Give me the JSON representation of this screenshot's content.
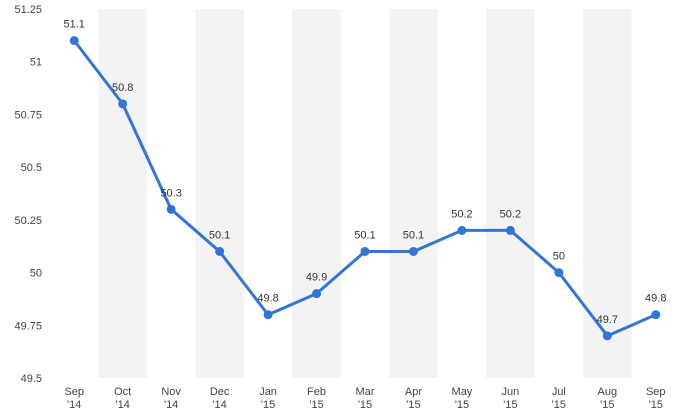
{
  "chart_data": {
    "type": "line",
    "title": "",
    "xlabel": "",
    "ylabel": "",
    "categories": [
      [
        "Sep",
        "'14"
      ],
      [
        "Oct",
        "'14"
      ],
      [
        "Nov",
        "'14"
      ],
      [
        "Dec",
        "'14"
      ],
      [
        "Jan",
        "'15"
      ],
      [
        "Feb",
        "'15"
      ],
      [
        "Mar",
        "'15"
      ],
      [
        "Apr",
        "'15"
      ],
      [
        "May",
        "'15"
      ],
      [
        "Jun",
        "'15"
      ],
      [
        "Jul",
        "'15"
      ],
      [
        "Aug",
        "'15"
      ],
      [
        "Sep",
        "'15"
      ]
    ],
    "series": [
      {
        "values": [
          51.1,
          50.8,
          50.3,
          50.1,
          49.8,
          49.9,
          50.1,
          50.1,
          50.2,
          50.2,
          50.0,
          49.7,
          49.8
        ],
        "labels": [
          "51.1",
          "50.8",
          "50.3",
          "50.1",
          "49.8",
          "49.9",
          "50.1",
          "50.1",
          "50.2",
          "50.2",
          "50",
          "49.7",
          "49.8"
        ]
      }
    ],
    "ylim": [
      49.5,
      51.25
    ],
    "yticks": [
      49.5,
      49.75,
      50,
      50.25,
      50.5,
      50.75,
      51,
      51.25
    ],
    "ytick_labels": [
      "49.5",
      "49.75",
      "50",
      "50.25",
      "50.5",
      "50.75",
      "51",
      "51.25"
    ],
    "grid": {
      "vertical_bands": true,
      "horizontal_lines": false
    },
    "legend": "none",
    "colors": {
      "line": "#3275d4",
      "band": "#f3f3f3"
    }
  }
}
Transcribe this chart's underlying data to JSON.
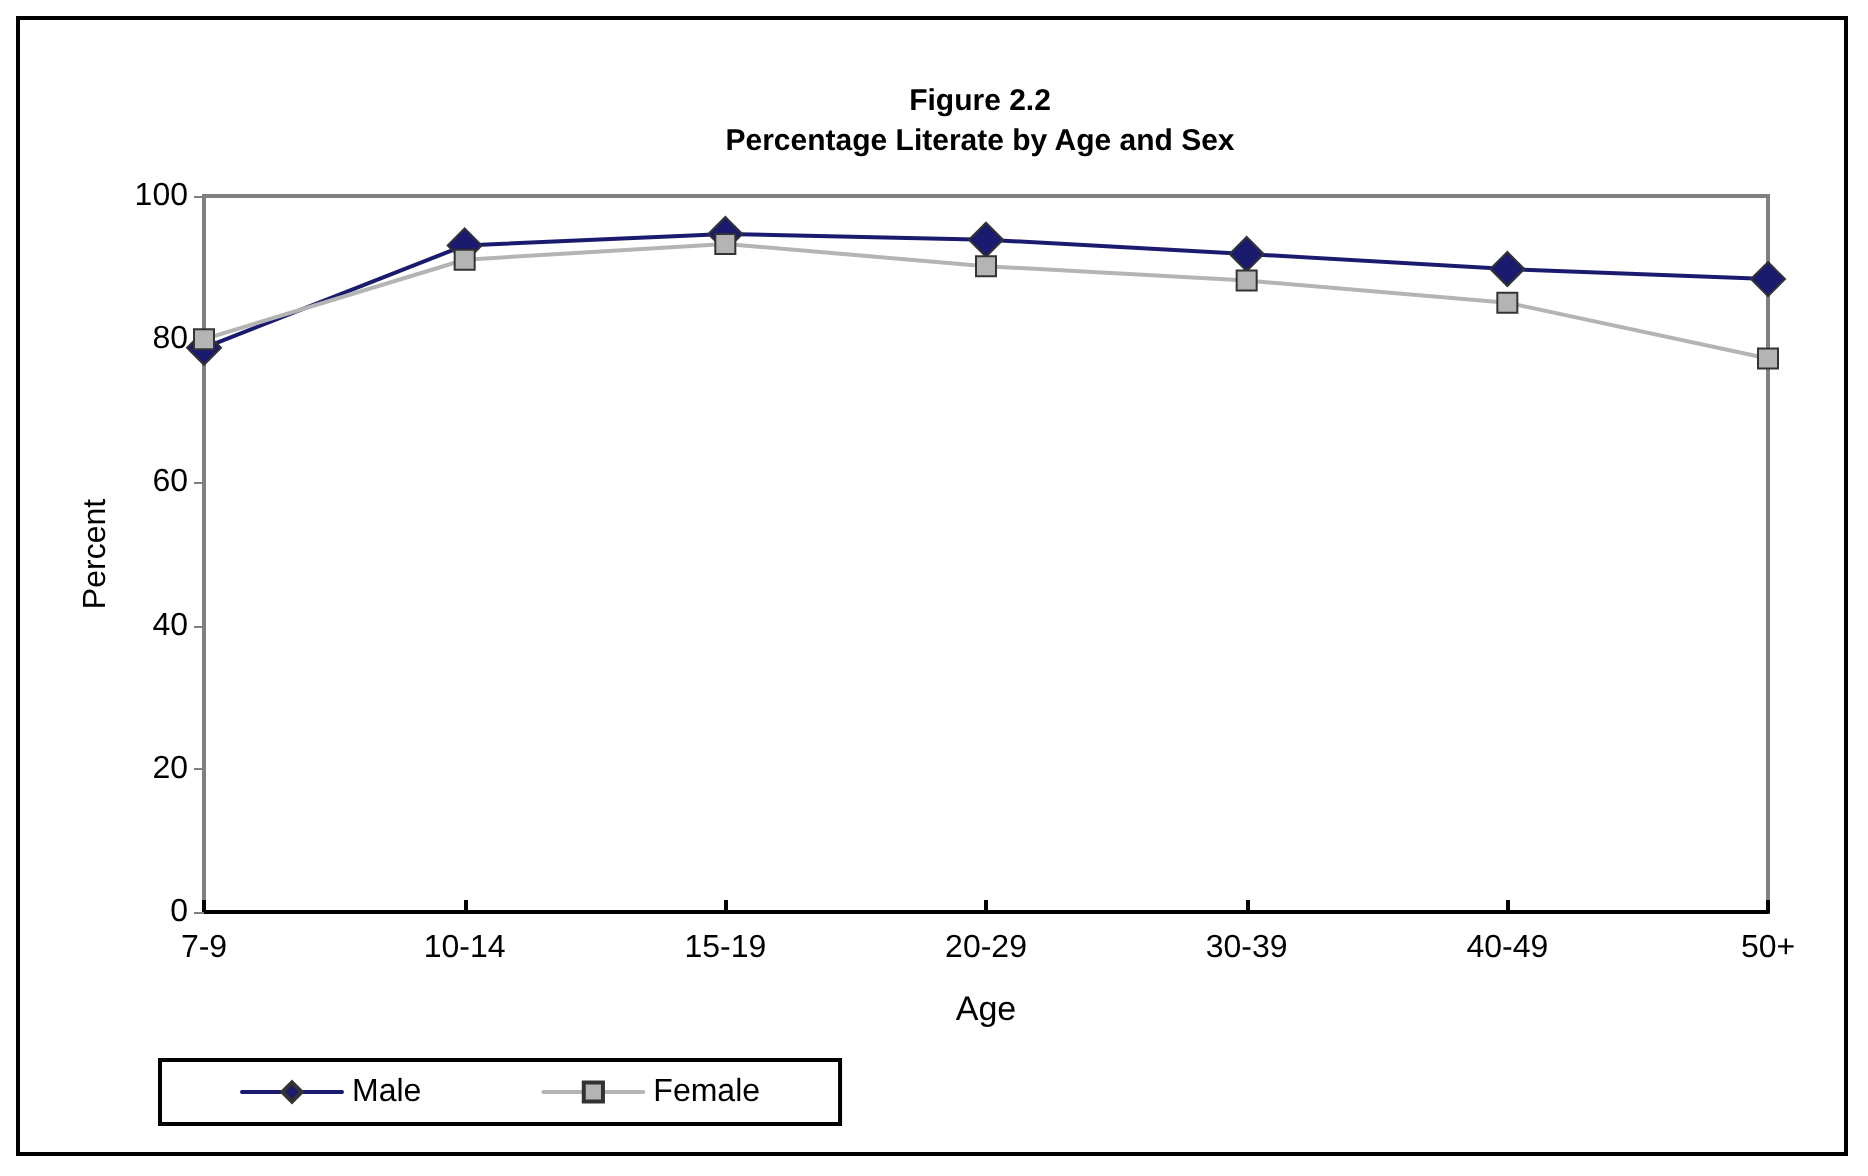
{
  "chart_data": {
    "type": "line",
    "title": "Figure 2.2",
    "subtitle": "Percentage Literate by Age and Sex",
    "xlabel": "Age",
    "ylabel": "Percent",
    "categories": [
      "7-9",
      "10-14",
      "15-19",
      "20-29",
      "30-39",
      "40-49",
      "50+"
    ],
    "series": [
      {
        "name": "Male",
        "color": "#1a1a6e",
        "marker": "diamond",
        "values": [
          78.8,
          93.1,
          94.7,
          93.9,
          91.9,
          89.8,
          88.4
        ]
      },
      {
        "name": "Female",
        "color": "#b4b4b4",
        "marker": "square",
        "values": [
          80,
          91.1,
          93.3,
          90.2,
          88.2,
          85.1,
          77.3
        ]
      }
    ],
    "ylim": [
      0,
      100
    ],
    "yticks": [
      0,
      20,
      40,
      60,
      80,
      100
    ],
    "grid": false,
    "legend": "bottom left",
    "line_style": "solid"
  }
}
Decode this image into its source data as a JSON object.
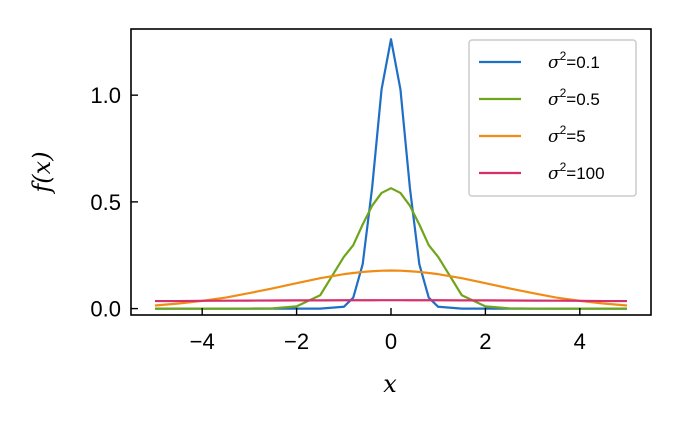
{
  "chart_data": {
    "type": "line",
    "title": "",
    "xlabel": "x",
    "ylabel": "f(x)",
    "xlim": [
      -5.0,
      5.0
    ],
    "ylim": [
      -0.03,
      1.31
    ],
    "xticks": [
      -4,
      -2,
      0,
      2,
      4
    ],
    "xtick_labels": [
      "−4",
      "−2",
      "0",
      "2",
      "4"
    ],
    "yticks": [
      0.0,
      0.5,
      1.0
    ],
    "ytick_labels": [
      "0.0",
      "0.5",
      "1.0"
    ],
    "grid": false,
    "legend_position": "top-right",
    "x": [
      -5,
      -4.5,
      -4,
      -3.5,
      -3,
      -2.5,
      -2,
      -1.5,
      -1,
      -0.8,
      -0.6,
      -0.4,
      -0.2,
      0,
      0.2,
      0.4,
      0.6,
      0.8,
      1,
      1.5,
      2,
      2.5,
      3,
      3.5,
      4,
      4.5,
      5
    ],
    "series": [
      {
        "legend_prefix": "σ",
        "legend_exp": "2",
        "legend_value": "=0.1",
        "color": "#1f6fc6",
        "values": [
          0,
          0,
          0,
          0,
          0,
          0,
          0,
          0,
          0.0085,
          0.051,
          0.208,
          0.566,
          1.027,
          1.262,
          1.027,
          0.566,
          0.208,
          0.051,
          0.0085,
          0,
          0,
          0,
          0,
          0,
          0,
          0,
          0
        ]
      },
      {
        "legend_prefix": "σ",
        "legend_exp": "2",
        "legend_value": "=0.5",
        "color": "#6ea51c",
        "values": [
          0,
          0,
          0,
          0,
          0.0001,
          0.0011,
          0.0103,
          0.0625,
          0.242,
          0.2969,
          0.394,
          0.4821,
          0.5419,
          0.5642,
          0.5419,
          0.4821,
          0.394,
          0.2969,
          0.242,
          0.0625,
          0.0103,
          0.0011,
          0.0001,
          0,
          0,
          0,
          0
        ]
      },
      {
        "legend_prefix": "σ",
        "legend_exp": "2",
        "legend_value": "=5",
        "color": "#f08c14",
        "values": [
          0.0146,
          0.0238,
          0.0361,
          0.0518,
          0.0727,
          0.0952,
          0.1191,
          0.1425,
          0.1614,
          0.1669,
          0.1717,
          0.175,
          0.1777,
          0.1784,
          0.1777,
          0.175,
          0.1717,
          0.1669,
          0.1614,
          0.1425,
          0.1191,
          0.0952,
          0.0727,
          0.0518,
          0.0361,
          0.0238,
          0.0146
        ]
      },
      {
        "legend_prefix": "σ",
        "legend_exp": "2",
        "legend_value": "=100",
        "color": "#d72f6b",
        "values": [
          0.0352,
          0.0354,
          0.0366,
          0.037,
          0.0375,
          0.038,
          0.0384,
          0.0387,
          0.039,
          0.0391,
          0.0391,
          0.0392,
          0.0393,
          0.0393,
          0.0393,
          0.0392,
          0.0391,
          0.0391,
          0.039,
          0.0387,
          0.0384,
          0.038,
          0.0375,
          0.037,
          0.0366,
          0.0354,
          0.0352
        ]
      }
    ]
  }
}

************

Goal -> Copy out each record shown above without alteration, skipping any picture.

Written solution ->
Give me the JSON representation of this screenshot's content.
{
  "chart_data": {
    "type": "line",
    "title": "",
    "xlabel": "",
    "ylabel": "",
    "categories": [
      [
        "Sep",
        "'14"
      ],
      [
        "Oct",
        "'14"
      ],
      [
        "Nov",
        "'14"
      ],
      [
        "Dec",
        "'14"
      ],
      [
        "Jan",
        "'15"
      ],
      [
        "Feb",
        "'15"
      ],
      [
        "Mar",
        "'15"
      ],
      [
        "Apr",
        "'15"
      ],
      [
        "May",
        "'15"
      ],
      [
        "Jun",
        "'15"
      ],
      [
        "Jul",
        "'15"
      ],
      [
        "Aug",
        "'15"
      ],
      [
        "Sep",
        "'15"
      ]
    ],
    "series": [
      {
        "values": [
          51.1,
          50.8,
          50.3,
          50.1,
          49.8,
          49.9,
          50.1,
          50.1,
          50.2,
          50.2,
          50.0,
          49.7,
          49.8
        ],
        "labels": [
          "51.1",
          "50.8",
          "50.3",
          "50.1",
          "49.8",
          "49.9",
          "50.1",
          "50.1",
          "50.2",
          "50.2",
          "50",
          "49.7",
          "49.8"
        ]
      }
    ],
    "ylim": [
      49.5,
      51.25
    ],
    "yticks": [
      49.5,
      49.75,
      50,
      50.25,
      50.5,
      50.75,
      51,
      51.25
    ],
    "ytick_labels": [
      "49.5",
      "49.75",
      "50",
      "50.25",
      "50.5",
      "50.75",
      "51",
      "51.25"
    ],
    "grid": {
      "vertical_bands": true,
      "horizontal_lines": false
    },
    "legend": "none",
    "colors": {
      "line": "#3275d4",
      "band": "#f3f3f3"
    }
  }
}
Transcribe this chart's underlying data to JSON.
{
  "chart_data": {
    "type": "line",
    "title": "Figure 2.2",
    "subtitle": "Percentage Literate by Age and Sex",
    "xlabel": "Age",
    "ylabel": "Percent",
    "categories": [
      "7-9",
      "10-14",
      "15-19",
      "20-29",
      "30-39",
      "40-49",
      "50+"
    ],
    "series": [
      {
        "name": "Male",
        "color": "#1a1a6e",
        "marker": "diamond",
        "values": [
          78.8,
          93.1,
          94.7,
          93.9,
          91.9,
          89.8,
          88.4
        ]
      },
      {
        "name": "Female",
        "color": "#b4b4b4",
        "marker": "square",
        "values": [
          80,
          91.1,
          93.3,
          90.2,
          88.2,
          85.1,
          77.3
        ]
      }
    ],
    "ylim": [
      0,
      100
    ],
    "yticks": [
      0,
      20,
      40,
      60,
      80,
      100
    ],
    "grid": false,
    "legend": "bottom left",
    "line_style": "solid"
  }
}
Decode this image into its source data as a JSON object.
{
  "chart_data": {
    "type": "line",
    "title": "",
    "xlabel": "x",
    "ylabel": "f(x)",
    "xlim": [
      -5.0,
      5.0
    ],
    "ylim": [
      -0.03,
      1.31
    ],
    "xticks": [
      -4,
      -2,
      0,
      2,
      4
    ],
    "xtick_labels": [
      "−4",
      "−2",
      "0",
      "2",
      "4"
    ],
    "yticks": [
      0.0,
      0.5,
      1.0
    ],
    "ytick_labels": [
      "0.0",
      "0.5",
      "1.0"
    ],
    "grid": false,
    "legend_position": "top-right",
    "x": [
      -5,
      -4.5,
      -4,
      -3.5,
      -3,
      -2.5,
      -2,
      -1.5,
      -1,
      -0.8,
      -0.6,
      -0.4,
      -0.2,
      0,
      0.2,
      0.4,
      0.6,
      0.8,
      1,
      1.5,
      2,
      2.5,
      3,
      3.5,
      4,
      4.5,
      5
    ],
    "series": [
      {
        "legend_prefix": "σ",
        "legend_exp": "2",
        "legend_value": "=0.1",
        "color": "#1f6fc6",
        "values": [
          0,
          0,
          0,
          0,
          0,
          0,
          0,
          0,
          0.0085,
          0.051,
          0.208,
          0.566,
          1.027,
          1.262,
          1.027,
          0.566,
          0.208,
          0.051,
          0.0085,
          0,
          0,
          0,
          0,
          0,
          0,
          0,
          0
        ]
      },
      {
        "legend_prefix": "σ",
        "legend_exp": "2",
        "legend_value": "=0.5",
        "color": "#6ea51c",
        "values": [
          0,
          0,
          0,
          0,
          0.0001,
          0.0011,
          0.0103,
          0.0625,
          0.242,
          0.2969,
          0.394,
          0.4821,
          0.5419,
          0.5642,
          0.5419,
          0.4821,
          0.394,
          0.2969,
          0.242,
          0.0625,
          0.0103,
          0.0011,
          0.0001,
          0,
          0,
          0,
          0
        ]
      },
      {
        "legend_prefix": "σ",
        "legend_exp": "2",
        "legend_value": "=5",
        "color": "#f08c14",
        "values": [
          0.0146,
          0.0238,
          0.0361,
          0.0518,
          0.0727,
          0.0952,
          0.1191,
          0.1425,
          0.1614,
          0.1669,
          0.1717,
          0.175,
          0.1777,
          0.1784,
          0.1777,
          0.175,
          0.1717,
          0.1669,
          0.1614,
          0.1425,
          0.1191,
          0.0952,
          0.0727,
          0.0518,
          0.0361,
          0.0238,
          0.0146
        ]
      },
      {
        "legend_prefix": "σ",
        "legend_exp": "2",
        "legend_value": "=100",
        "color": "#d72f6b",
        "values": [
          0.0352,
          0.0354,
          0.0366,
          0.037,
          0.0375,
          0.038,
          0.0384,
          0.0387,
          0.039,
          0.0391,
          0.0391,
          0.0392,
          0.0393,
          0.0393,
          0.0393,
          0.0392,
          0.0391,
          0.0391,
          0.039,
          0.0387,
          0.0384,
          0.038,
          0.0375,
          0.037,
          0.0366,
          0.0354,
          0.0352
        ]
      }
    ]
  }
}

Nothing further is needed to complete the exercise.